• _The problem_:
Copy out each line containing "Marktplatz" from the entries below.

****************************************

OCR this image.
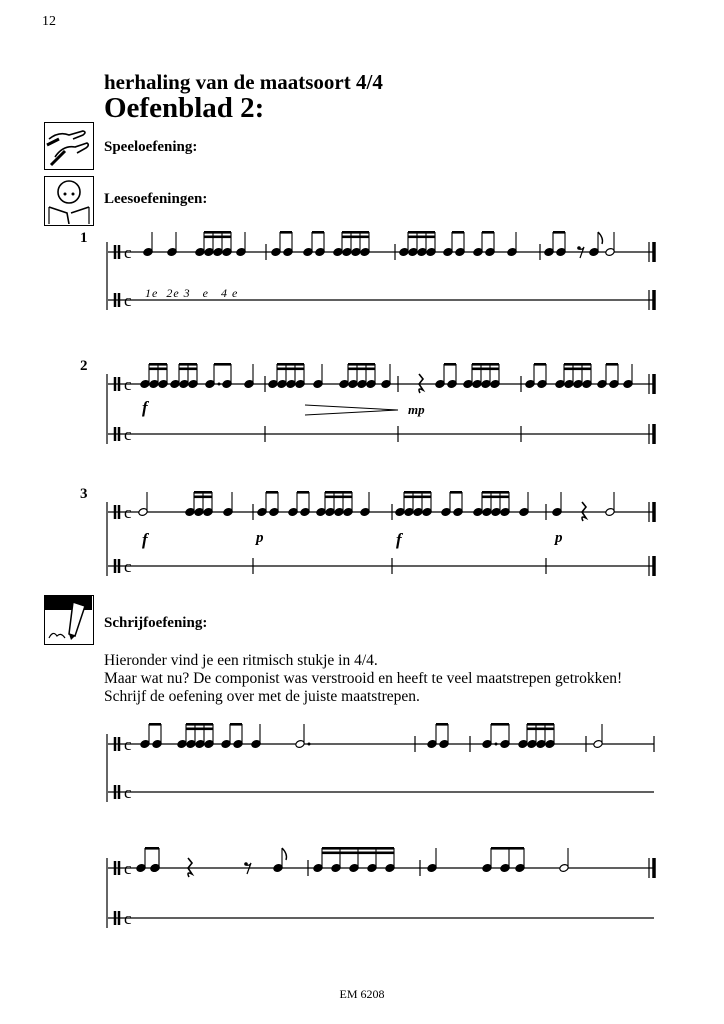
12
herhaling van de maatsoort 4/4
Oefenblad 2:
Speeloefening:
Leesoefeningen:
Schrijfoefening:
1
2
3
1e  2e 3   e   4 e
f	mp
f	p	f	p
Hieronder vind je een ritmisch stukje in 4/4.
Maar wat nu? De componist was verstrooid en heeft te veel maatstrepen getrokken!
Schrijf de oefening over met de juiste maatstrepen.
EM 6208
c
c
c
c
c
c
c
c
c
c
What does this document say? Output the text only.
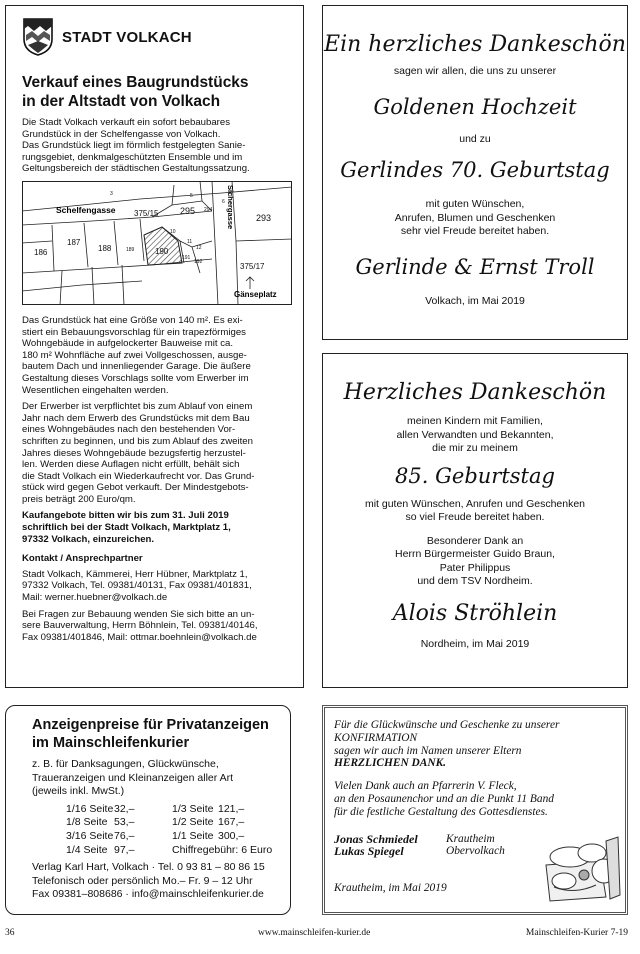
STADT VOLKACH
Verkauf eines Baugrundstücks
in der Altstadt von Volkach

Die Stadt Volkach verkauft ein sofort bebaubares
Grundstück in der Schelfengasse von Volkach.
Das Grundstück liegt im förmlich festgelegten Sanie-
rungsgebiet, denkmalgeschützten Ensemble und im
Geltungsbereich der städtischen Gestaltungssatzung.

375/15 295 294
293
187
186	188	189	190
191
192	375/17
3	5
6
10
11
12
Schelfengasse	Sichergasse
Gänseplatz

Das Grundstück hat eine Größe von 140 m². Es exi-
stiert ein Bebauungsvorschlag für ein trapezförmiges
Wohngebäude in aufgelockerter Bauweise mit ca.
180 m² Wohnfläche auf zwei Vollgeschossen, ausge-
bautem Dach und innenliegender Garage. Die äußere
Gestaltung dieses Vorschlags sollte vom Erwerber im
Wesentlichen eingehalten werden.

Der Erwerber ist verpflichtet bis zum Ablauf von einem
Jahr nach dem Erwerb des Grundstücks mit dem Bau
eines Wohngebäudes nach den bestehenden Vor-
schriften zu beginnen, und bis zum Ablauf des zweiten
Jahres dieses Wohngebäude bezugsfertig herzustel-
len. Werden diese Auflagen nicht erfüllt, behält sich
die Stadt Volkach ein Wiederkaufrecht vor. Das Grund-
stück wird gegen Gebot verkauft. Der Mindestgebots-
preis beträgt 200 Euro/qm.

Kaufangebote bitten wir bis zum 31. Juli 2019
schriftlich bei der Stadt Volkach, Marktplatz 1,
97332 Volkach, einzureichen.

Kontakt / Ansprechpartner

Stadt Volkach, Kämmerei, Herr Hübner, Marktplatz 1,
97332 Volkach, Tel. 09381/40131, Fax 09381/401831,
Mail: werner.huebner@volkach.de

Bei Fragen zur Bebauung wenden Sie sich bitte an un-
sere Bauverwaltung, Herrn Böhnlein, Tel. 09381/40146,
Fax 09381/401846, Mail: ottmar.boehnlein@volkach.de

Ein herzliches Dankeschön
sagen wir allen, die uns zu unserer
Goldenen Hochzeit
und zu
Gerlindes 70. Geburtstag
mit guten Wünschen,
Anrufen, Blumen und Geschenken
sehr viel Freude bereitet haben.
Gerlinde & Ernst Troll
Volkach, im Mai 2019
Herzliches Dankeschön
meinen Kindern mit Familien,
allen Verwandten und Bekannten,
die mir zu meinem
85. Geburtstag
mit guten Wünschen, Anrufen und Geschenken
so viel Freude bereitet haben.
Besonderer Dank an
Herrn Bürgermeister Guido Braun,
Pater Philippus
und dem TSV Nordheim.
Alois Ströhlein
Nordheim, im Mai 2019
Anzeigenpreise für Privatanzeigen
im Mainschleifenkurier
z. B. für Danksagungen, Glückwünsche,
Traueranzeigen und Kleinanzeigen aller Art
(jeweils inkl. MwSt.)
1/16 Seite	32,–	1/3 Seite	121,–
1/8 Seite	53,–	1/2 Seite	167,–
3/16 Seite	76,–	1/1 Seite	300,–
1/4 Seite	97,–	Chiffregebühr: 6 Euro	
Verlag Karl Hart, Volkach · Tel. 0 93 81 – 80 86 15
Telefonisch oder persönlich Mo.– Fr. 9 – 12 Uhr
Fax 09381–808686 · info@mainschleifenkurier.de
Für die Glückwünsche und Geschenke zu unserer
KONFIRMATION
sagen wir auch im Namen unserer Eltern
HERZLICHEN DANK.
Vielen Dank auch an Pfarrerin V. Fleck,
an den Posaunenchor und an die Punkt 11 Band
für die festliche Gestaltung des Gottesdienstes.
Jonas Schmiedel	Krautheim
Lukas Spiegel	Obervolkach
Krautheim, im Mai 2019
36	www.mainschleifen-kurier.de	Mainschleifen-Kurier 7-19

****************************************

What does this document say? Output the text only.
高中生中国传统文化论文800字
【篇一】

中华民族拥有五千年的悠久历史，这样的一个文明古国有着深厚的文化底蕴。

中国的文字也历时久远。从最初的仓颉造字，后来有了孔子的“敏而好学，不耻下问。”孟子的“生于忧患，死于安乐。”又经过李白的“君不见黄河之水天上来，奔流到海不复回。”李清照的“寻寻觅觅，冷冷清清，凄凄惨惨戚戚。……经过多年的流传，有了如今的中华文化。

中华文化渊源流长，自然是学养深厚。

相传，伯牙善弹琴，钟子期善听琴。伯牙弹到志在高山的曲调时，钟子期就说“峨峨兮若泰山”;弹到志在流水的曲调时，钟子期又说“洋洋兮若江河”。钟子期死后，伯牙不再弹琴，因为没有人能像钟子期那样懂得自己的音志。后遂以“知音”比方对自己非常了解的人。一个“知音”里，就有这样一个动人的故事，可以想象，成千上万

****************************************

• _Exercise answer_:
schriftlich bei der Stadt Volkach, Marktplatz 1,
Stadt Volkach, Kämmerei, Herr Hübner, Marktplatz 1,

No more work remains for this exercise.